◆ Set problem
Reproduce every entry below precisely; do not include the pictures.

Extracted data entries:
** start **

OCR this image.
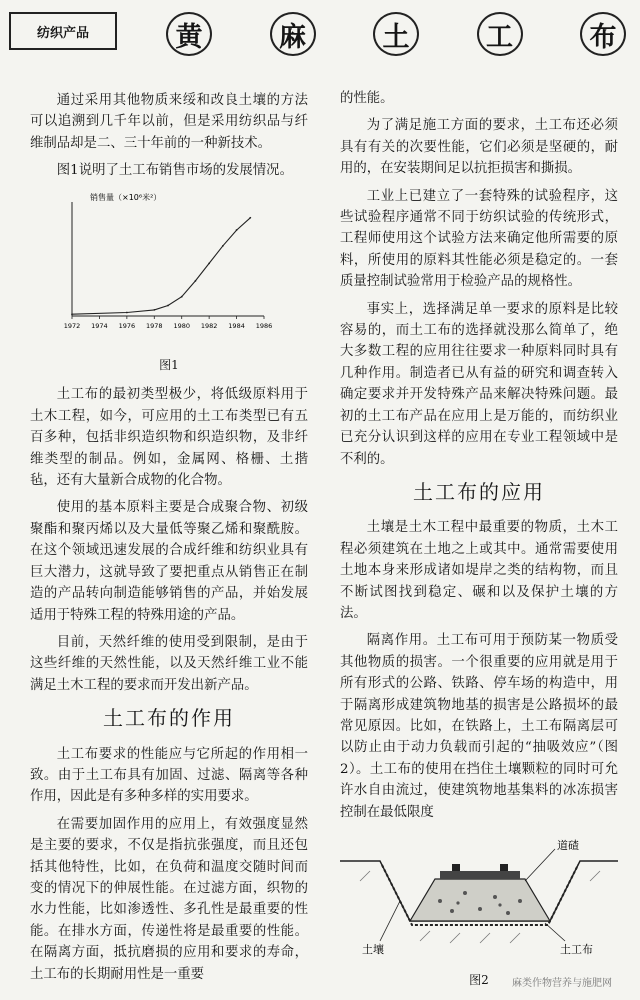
纺织产品	黄	麻	土	工	布

通过采用其他物质来绥和改良土壤的方法可以追溯到几千年以前，但是采用纺织品与纤维制品却是二、三十年前的一种新技术。

图1说明了土工布销售市场的发展情况。

销售量（×10⁶米²）
1972 1974 1976 1978 1980 1982 1984 1986
图1

土工布的最初类型极少，将低级原料用于土木工程，如今，可应用的土工布类型已有五百多种，包括非织造织物和织造织物，及非纤维类型的制品。例如，金属网、格栅、土揩毡，还有大量新合成物的化合物。

使用的基本原料主要是合成聚合物、初级聚酯和聚丙烯以及大量低等聚乙烯和聚酰胺。在这个领域迅速发展的合成纤维和纺织业具有巨大潜力，这就导致了要把重点从销售正在制造的产品转向制造能够销售的产品，并始发展适用于特殊工程的特殊用途的产品。

目前，天然纤维的使用受到限制，是由于这些纤维的天然性能，以及天然纤维工业不能满足土木工程的要求而开发出新产品。

土工布的作用

土工布要求的性能应与它所起的作用相一致。由于土工布具有加固、过滤、隔离等各种作用，因此是有多种多样的实用要求。

在需要加固作用的应用上，有效强度显然是主要的要求，不仅是指抗张强度，而且还包括其他特性，比如，在负荷和温度交随时间而变的情况下的伸展性能。在过滤方面，织物的水力性能，比如渗透性、多孔性是最重要的性能。在排水方面，传递性将是最重要的性能。在隔离方面，抵抗磨损的应用和要求的寿命，土工布的长期耐用性是一重要

的性能。

为了满足施工方面的要求，土工布还必须具有有关的次要性能，它们必须是坚硬的，耐用的，在安装期间足以抗拒损害和撕损。

工业上已建立了一套特殊的试验程序，这些试验程序通常不同于纺织试验的传统形式，工程师使用这个试验方法来确定他所需要的原料，所使用的原料其性能必须是稳定的。一套质量控制试验常用于检验产品的规格性。

事实上，选择满足单一要求的原料是比较容易的，而土工布的选择就没那么简单了，绝大多数工程的应用往往要求一种原料同时具有几种作用。制造者已从有益的研究和调查转入确定要求并开发特殊产品来解决特殊问题。最初的土工布产品在应用上是万能的，而纺织业已充分认识到这样的应用在专业工程领域中是不利的。

土工布的应用

土壤是土木工程中最重要的物质，土木工程必须建筑在土地之上或其中。通常需要使用土地本身来形成诸如堤岸之类的结构物，而且不断试图找到稳定、碾和以及保护土壤的方法。

隔离作用。土工布可用于预防某一物质受其他物质的损害。一个很重要的应用就是用于所有形式的公路、铁路、停车场的构造中，用于隔离形成建筑物地基的损害是公路损坏的最常见原因。比如，在铁路上，土工布隔离层可以防止由于动力负载而引起的“抽吸效应”（图2）。土工布的使用在挡住土壤颗粒的同时可允许水自由流过，使建筑物地基集料的冰冻损害控制在最低限度

道碴
土工布
土壤
图2	麻类作物营养与施肥网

** end **

◆ Solution for this problem
OCR this image.
纺织产品	黄	麻	土	工	布

通过采用其他物质来绥和改良土壤的方法可以追溯到几千年以前，但是采用纺织品与纤维制品却是二、三十年前的一种新技术。

图1说明了土工布销售市场的发展情况。

销售量（×10⁶米²）
1972 1974 1976 1978 1980 1982 1984 1986
图1

土工布的最初类型极少，将低级原料用于土木工程，如今，可应用的土工布类型已有五百多种，包括非织造织物和织造织物，及非纤维类型的制品。例如，金属网、格栅、土揩毡，还有大量新合成物的化合物。

使用的基本原料主要是合成聚合物、初级聚酯和聚丙烯以及大量低等聚乙烯和聚酰胺。在这个领域迅速发展的合成纤维和纺织业具有巨大潜力，这就导致了要把重点从销售正在制造的产品转向制造能够销售的产品，并始发展适用于特殊工程的特殊用途的产品。

目前，天然纤维的使用受到限制，是由于这些纤维的天然性能，以及天然纤维工业不能满足土木工程的要求而开发出新产品。

土工布的作用

土工布要求的性能应与它所起的作用相一致。由于土工布具有加固、过滤、隔离等各种作用，因此是有多种多样的实用要求。

在需要加固作用的应用上，有效强度显然是主要的要求，不仅是指抗张强度，而且还包括其他特性，比如，在负荷和温度交随时间而变的情况下的伸展性能。在过滤方面，织物的水力性能，比如渗透性、多孔性是最重要的性能。在排水方面，传递性将是最重要的性能。在隔离方面，抵抗磨损的应用和要求的寿命，土工布的长期耐用性是一重要

的性能。

为了满足施工方面的要求，土工布还必须具有有关的次要性能，它们必须是坚硬的，耐用的，在安装期间足以抗拒损害和撕损。

工业上已建立了一套特殊的试验程序，这些试验程序通常不同于纺织试验的传统形式，工程师使用这个试验方法来确定他所需要的原料，所使用的原料其性能必须是稳定的。一套质量控制试验常用于检验产品的规格性。

事实上，选择满足单一要求的原料是比较容易的，而土工布的选择就没那么简单了，绝大多数工程的应用往往要求一种原料同时具有几种作用。制造者已从有益的研究和调查转入确定要求并开发特殊产品来解决特殊问题。最初的土工布产品在应用上是万能的，而纺织业已充分认识到这样的应用在专业工程领域中是不利的。

土工布的应用

土壤是土木工程中最重要的物质，土木工程必须建筑在土地之上或其中。通常需要使用土地本身来形成诸如堤岸之类的结构物，而且不断试图找到稳定、碾和以及保护土壤的方法。

隔离作用。土工布可用于预防某一物质受其他物质的损害。一个很重要的应用就是用于所有形式的公路、铁路、停车场的构造中，用于隔离形成建筑物地基的损害是公路损坏的最常见原因。比如，在铁路上，土工布隔离层可以防止由于动力负载而引起的“抽吸效应”（图2）。土工布的使用在挡住土壤颗粒的同时可允许水自由流过，使建筑物地基集料的冰冻损害控制在最低限度

道碴
土工布
土壤
图2	麻类作物营养与施肥网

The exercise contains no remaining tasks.